Written instruction
Scan the following material for the string "notowań" and copy each line in which it appears.

Entries with figure data
^^^^^^^^^^^^^^^^

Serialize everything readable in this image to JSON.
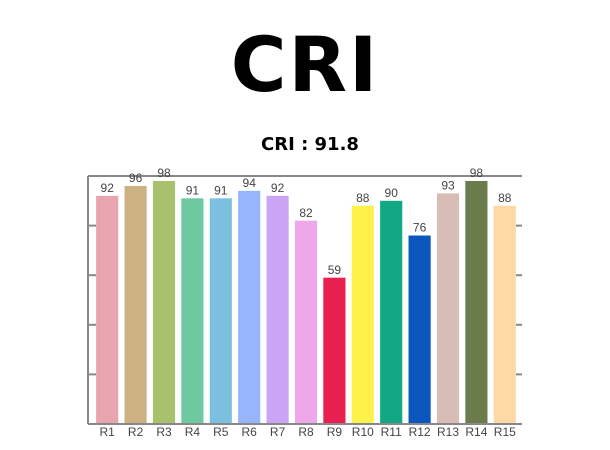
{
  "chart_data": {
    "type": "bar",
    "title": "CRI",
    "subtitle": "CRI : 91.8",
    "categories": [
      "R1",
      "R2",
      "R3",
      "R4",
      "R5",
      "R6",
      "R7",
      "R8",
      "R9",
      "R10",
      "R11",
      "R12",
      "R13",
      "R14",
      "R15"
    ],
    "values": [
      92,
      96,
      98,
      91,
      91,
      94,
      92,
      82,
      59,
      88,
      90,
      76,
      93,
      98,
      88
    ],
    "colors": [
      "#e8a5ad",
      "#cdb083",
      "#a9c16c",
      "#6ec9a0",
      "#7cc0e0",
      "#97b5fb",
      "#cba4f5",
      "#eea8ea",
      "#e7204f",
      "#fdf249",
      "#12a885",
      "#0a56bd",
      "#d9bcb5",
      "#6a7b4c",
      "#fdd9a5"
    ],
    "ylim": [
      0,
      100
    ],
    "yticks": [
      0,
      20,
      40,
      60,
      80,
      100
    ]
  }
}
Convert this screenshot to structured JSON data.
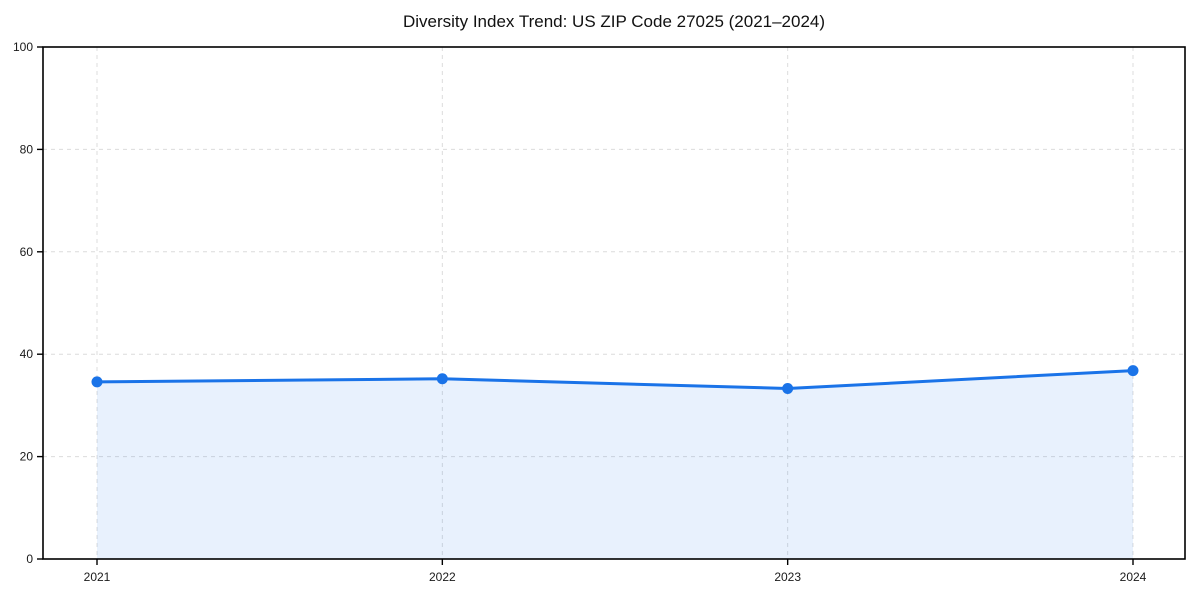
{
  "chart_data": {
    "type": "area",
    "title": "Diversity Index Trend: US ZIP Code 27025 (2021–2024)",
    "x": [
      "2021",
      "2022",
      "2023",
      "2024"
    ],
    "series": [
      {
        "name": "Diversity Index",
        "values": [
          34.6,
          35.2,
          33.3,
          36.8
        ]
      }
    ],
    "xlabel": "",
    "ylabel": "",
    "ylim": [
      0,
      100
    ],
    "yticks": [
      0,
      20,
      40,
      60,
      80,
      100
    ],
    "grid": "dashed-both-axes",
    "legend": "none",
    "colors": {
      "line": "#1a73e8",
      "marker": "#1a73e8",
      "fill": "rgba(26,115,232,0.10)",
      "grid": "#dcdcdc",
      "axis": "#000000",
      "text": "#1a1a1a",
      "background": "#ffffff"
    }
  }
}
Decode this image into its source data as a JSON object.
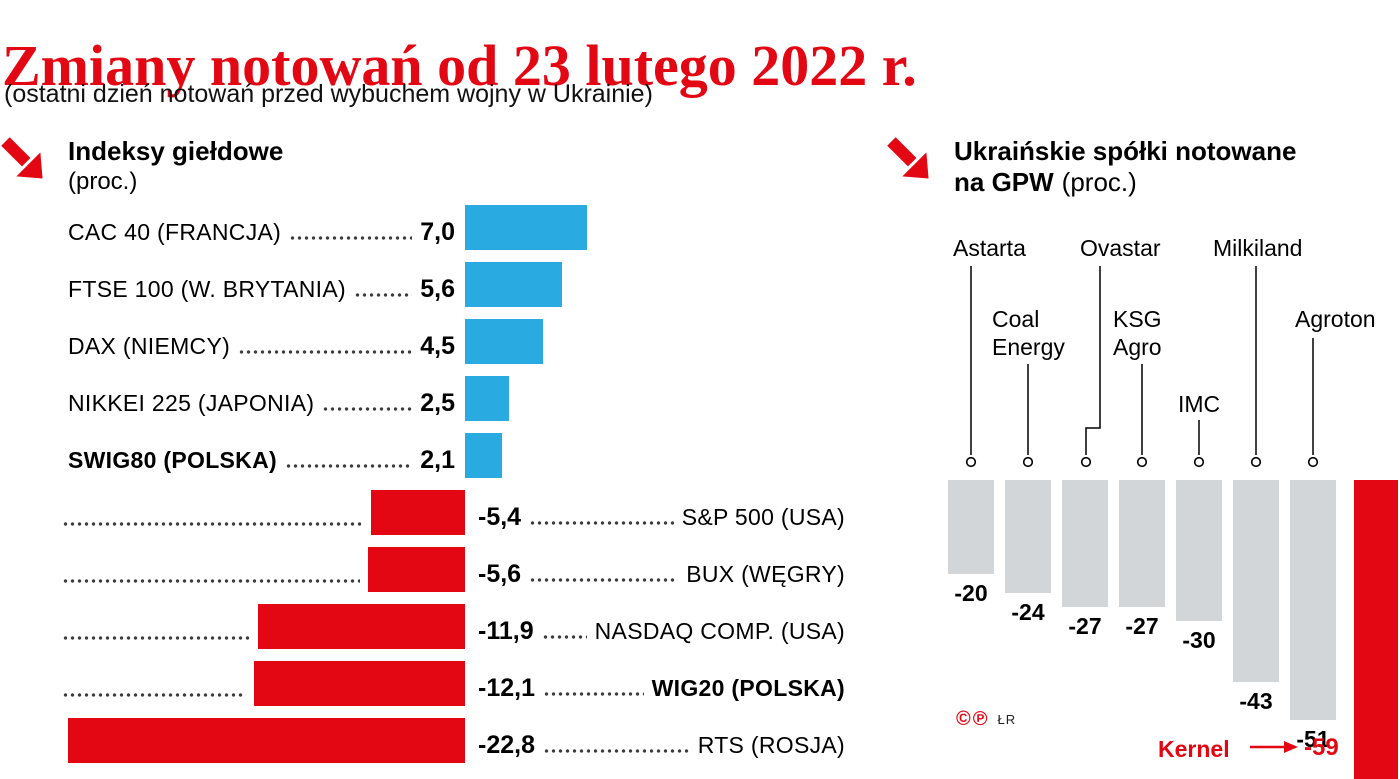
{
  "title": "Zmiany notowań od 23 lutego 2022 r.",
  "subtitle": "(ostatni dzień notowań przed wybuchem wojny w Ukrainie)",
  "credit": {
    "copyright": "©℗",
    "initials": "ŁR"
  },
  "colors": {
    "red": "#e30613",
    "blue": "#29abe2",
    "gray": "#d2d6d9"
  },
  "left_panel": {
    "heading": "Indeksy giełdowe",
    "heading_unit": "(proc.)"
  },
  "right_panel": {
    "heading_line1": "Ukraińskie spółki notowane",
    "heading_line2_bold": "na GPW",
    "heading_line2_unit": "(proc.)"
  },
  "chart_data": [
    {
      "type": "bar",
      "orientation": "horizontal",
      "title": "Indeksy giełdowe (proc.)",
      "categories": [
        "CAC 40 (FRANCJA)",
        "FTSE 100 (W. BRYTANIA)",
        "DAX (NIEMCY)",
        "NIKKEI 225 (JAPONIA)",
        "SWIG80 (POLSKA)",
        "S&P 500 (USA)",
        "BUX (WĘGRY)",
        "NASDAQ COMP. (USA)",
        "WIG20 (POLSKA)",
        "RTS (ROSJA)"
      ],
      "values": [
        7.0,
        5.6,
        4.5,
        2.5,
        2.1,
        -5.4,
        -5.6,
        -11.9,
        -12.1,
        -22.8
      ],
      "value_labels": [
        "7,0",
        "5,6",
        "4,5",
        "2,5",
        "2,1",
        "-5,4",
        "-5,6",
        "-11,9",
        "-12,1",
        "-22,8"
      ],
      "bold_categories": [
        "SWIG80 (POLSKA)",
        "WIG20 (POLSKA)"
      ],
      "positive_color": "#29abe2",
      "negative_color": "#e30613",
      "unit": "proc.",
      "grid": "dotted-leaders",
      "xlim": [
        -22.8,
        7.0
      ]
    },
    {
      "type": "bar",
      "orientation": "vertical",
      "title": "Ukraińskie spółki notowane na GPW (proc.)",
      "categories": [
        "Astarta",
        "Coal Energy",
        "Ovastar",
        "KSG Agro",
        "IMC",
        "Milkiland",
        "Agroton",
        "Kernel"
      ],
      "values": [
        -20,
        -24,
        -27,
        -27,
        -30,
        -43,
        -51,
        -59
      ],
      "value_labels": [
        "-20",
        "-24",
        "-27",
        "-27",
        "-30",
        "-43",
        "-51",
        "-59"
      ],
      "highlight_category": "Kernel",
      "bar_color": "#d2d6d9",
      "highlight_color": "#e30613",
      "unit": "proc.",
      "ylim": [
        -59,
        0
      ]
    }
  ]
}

^^^^^^^^^^^^^^^^

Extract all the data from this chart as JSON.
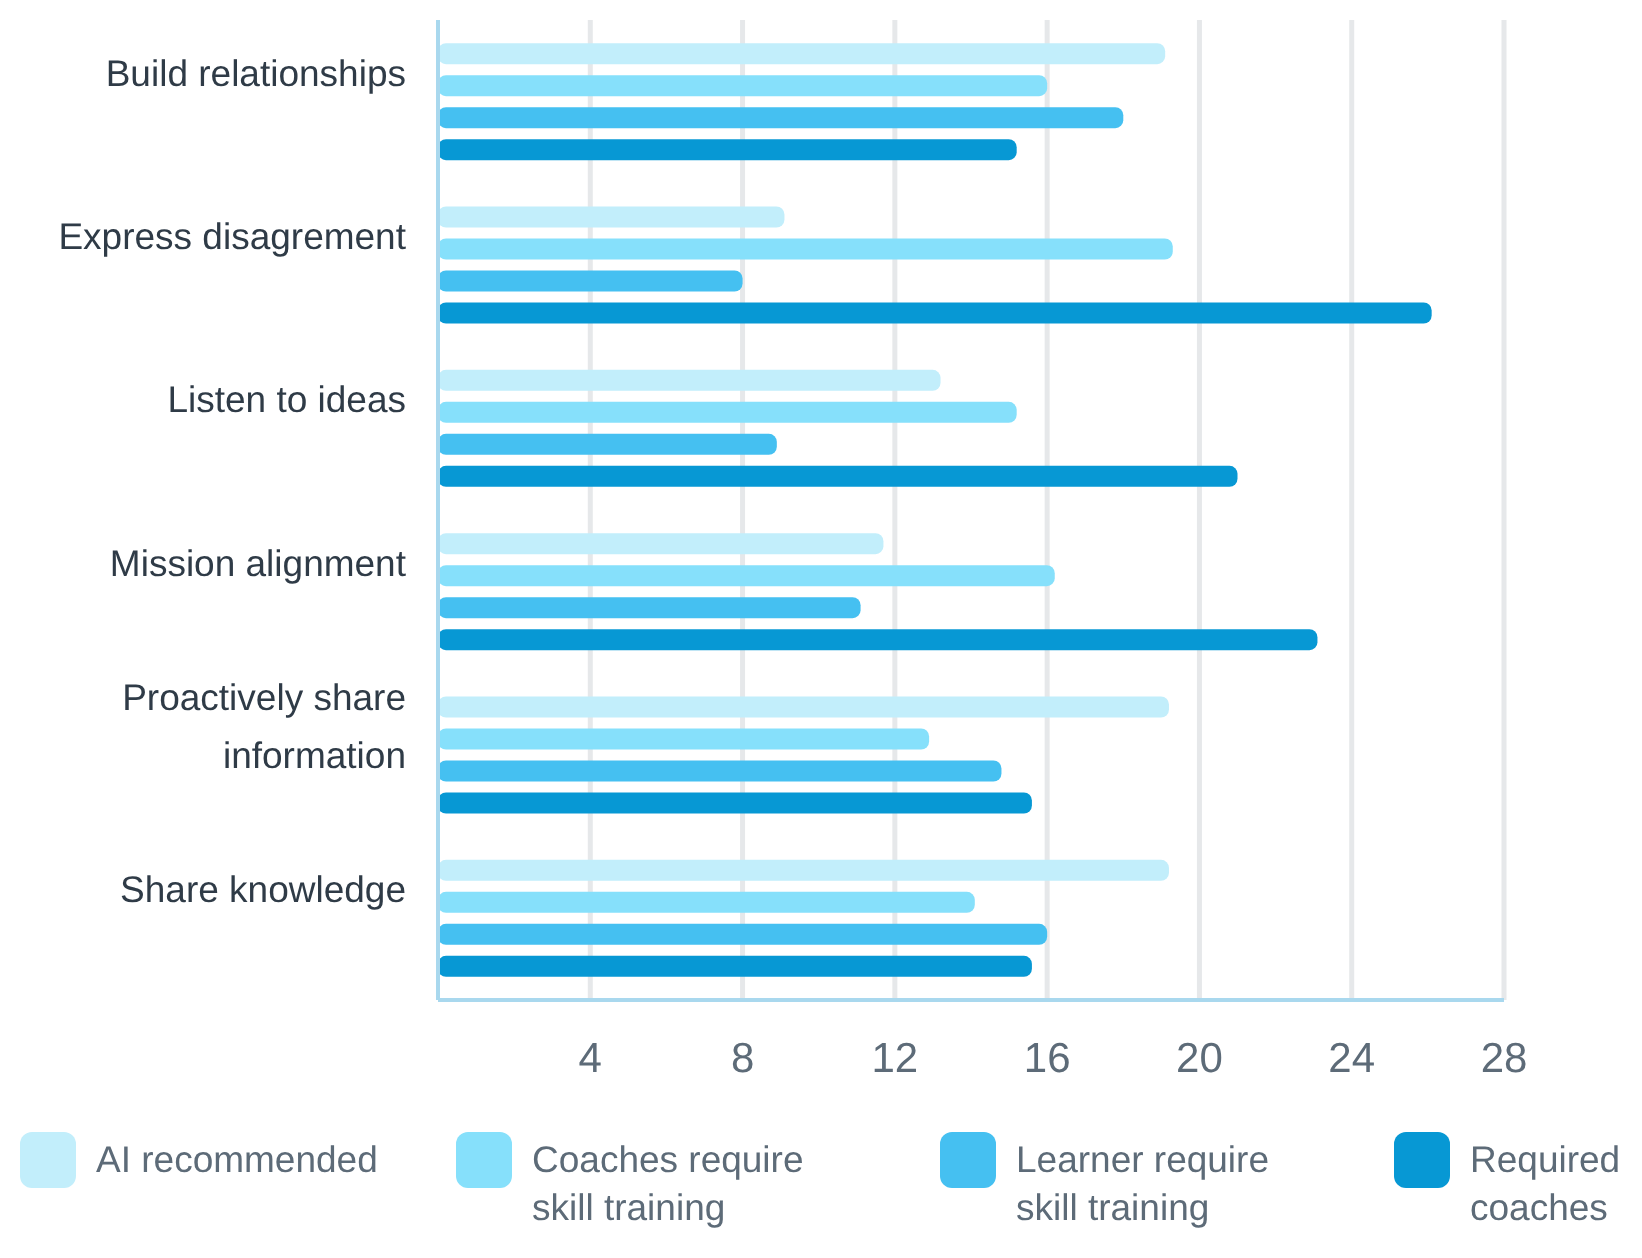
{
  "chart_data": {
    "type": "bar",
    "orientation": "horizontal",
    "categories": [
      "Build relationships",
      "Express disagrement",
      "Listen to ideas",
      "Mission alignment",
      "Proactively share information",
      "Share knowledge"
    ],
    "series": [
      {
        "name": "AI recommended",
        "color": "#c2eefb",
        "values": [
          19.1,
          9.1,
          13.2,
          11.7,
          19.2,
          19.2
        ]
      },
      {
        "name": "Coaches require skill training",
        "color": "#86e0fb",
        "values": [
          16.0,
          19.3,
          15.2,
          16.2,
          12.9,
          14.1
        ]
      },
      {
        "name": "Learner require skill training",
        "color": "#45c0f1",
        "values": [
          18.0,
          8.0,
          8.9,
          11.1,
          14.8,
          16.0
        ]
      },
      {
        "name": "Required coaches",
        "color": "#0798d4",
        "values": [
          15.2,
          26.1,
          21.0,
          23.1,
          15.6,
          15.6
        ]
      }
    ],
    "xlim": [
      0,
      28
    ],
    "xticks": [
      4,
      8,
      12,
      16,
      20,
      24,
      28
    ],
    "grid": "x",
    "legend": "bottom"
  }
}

^^^^^^^^^^^^^^^^

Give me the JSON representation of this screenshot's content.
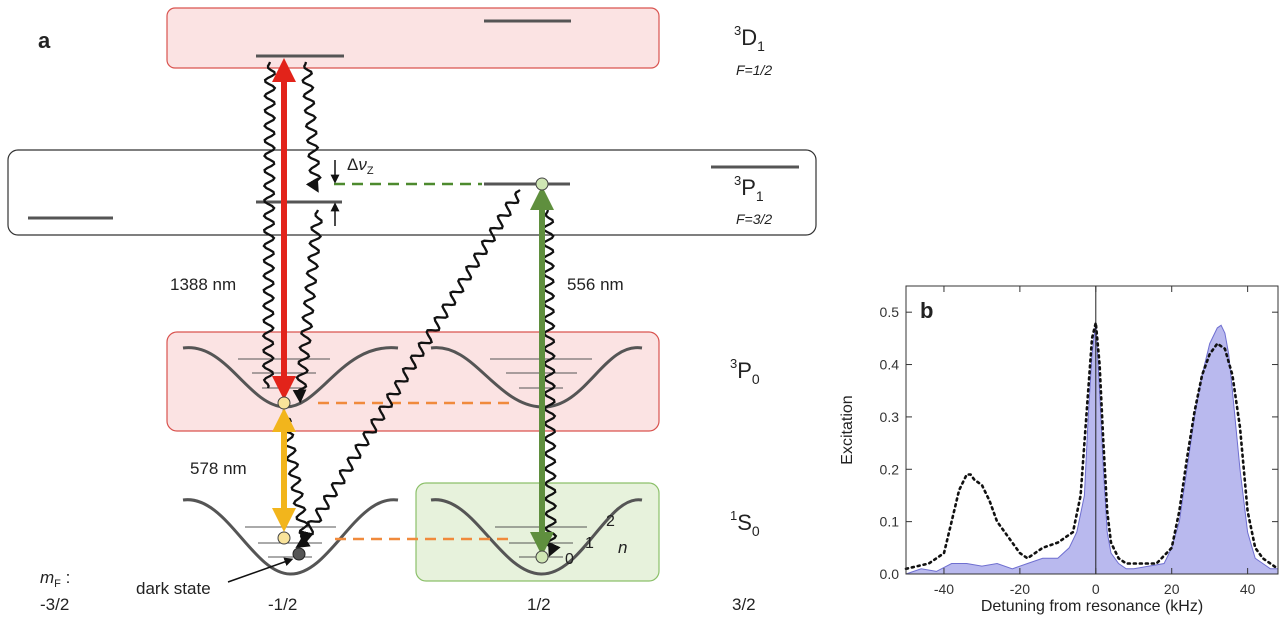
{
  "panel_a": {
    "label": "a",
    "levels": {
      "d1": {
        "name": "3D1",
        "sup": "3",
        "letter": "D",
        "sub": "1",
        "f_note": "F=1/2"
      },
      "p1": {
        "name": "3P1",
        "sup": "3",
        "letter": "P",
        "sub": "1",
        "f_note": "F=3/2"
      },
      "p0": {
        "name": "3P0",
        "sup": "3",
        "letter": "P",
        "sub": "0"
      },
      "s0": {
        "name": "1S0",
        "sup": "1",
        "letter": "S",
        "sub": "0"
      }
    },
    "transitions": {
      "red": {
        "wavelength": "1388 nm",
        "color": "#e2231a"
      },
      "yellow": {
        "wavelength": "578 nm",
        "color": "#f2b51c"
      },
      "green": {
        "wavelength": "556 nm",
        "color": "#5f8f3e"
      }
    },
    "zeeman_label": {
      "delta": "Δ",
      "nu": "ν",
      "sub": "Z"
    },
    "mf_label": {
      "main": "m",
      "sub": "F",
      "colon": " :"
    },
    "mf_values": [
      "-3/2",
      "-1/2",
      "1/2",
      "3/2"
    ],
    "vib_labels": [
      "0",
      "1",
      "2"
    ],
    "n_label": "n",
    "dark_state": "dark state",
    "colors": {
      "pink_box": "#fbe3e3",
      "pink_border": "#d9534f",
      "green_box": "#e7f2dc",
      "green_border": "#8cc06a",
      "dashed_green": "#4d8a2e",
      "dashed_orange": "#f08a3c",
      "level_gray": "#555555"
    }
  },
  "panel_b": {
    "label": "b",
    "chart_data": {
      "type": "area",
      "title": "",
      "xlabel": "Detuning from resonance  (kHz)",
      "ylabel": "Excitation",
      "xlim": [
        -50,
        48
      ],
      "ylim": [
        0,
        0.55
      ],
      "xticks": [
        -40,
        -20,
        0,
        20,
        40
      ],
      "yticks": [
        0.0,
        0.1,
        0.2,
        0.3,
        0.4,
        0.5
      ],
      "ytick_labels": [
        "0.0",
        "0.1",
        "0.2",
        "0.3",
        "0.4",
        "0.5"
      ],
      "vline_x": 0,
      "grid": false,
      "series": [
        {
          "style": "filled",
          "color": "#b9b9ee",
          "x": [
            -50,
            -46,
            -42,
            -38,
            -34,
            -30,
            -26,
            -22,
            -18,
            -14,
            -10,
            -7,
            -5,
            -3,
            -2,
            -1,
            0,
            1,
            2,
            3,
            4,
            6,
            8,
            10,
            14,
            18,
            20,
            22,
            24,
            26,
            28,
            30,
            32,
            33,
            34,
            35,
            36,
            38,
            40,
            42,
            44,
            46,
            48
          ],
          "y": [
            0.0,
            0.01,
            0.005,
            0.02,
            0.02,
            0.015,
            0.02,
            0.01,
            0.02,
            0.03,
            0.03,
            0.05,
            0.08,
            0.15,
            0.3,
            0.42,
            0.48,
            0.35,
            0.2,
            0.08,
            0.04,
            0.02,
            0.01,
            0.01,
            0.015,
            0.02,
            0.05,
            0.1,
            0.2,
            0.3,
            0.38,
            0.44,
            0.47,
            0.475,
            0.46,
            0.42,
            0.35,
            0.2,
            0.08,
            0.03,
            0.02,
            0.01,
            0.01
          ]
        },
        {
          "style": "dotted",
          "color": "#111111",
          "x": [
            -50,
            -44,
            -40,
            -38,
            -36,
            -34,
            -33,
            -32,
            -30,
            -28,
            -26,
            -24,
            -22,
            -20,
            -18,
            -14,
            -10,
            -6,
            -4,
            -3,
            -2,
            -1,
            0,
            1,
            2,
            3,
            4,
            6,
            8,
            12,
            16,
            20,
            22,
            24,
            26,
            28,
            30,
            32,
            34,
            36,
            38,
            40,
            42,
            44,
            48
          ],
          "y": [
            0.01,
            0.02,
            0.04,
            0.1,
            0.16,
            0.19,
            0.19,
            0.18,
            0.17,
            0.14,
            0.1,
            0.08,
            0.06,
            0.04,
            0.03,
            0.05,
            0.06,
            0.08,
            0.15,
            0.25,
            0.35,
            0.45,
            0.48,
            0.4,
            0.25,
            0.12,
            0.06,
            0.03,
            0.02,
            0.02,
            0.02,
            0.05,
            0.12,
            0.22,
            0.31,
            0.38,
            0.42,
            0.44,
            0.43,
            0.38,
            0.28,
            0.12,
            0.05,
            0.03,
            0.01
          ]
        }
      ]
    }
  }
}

^^^^^^^^^^^^^^^^

Written solution
  "title": "Zmiany notowań od 23 lutego 2022 r.",
  "subtitle": "(ostatni dzień notowań przed wybuchem wojny w Ukrainie)",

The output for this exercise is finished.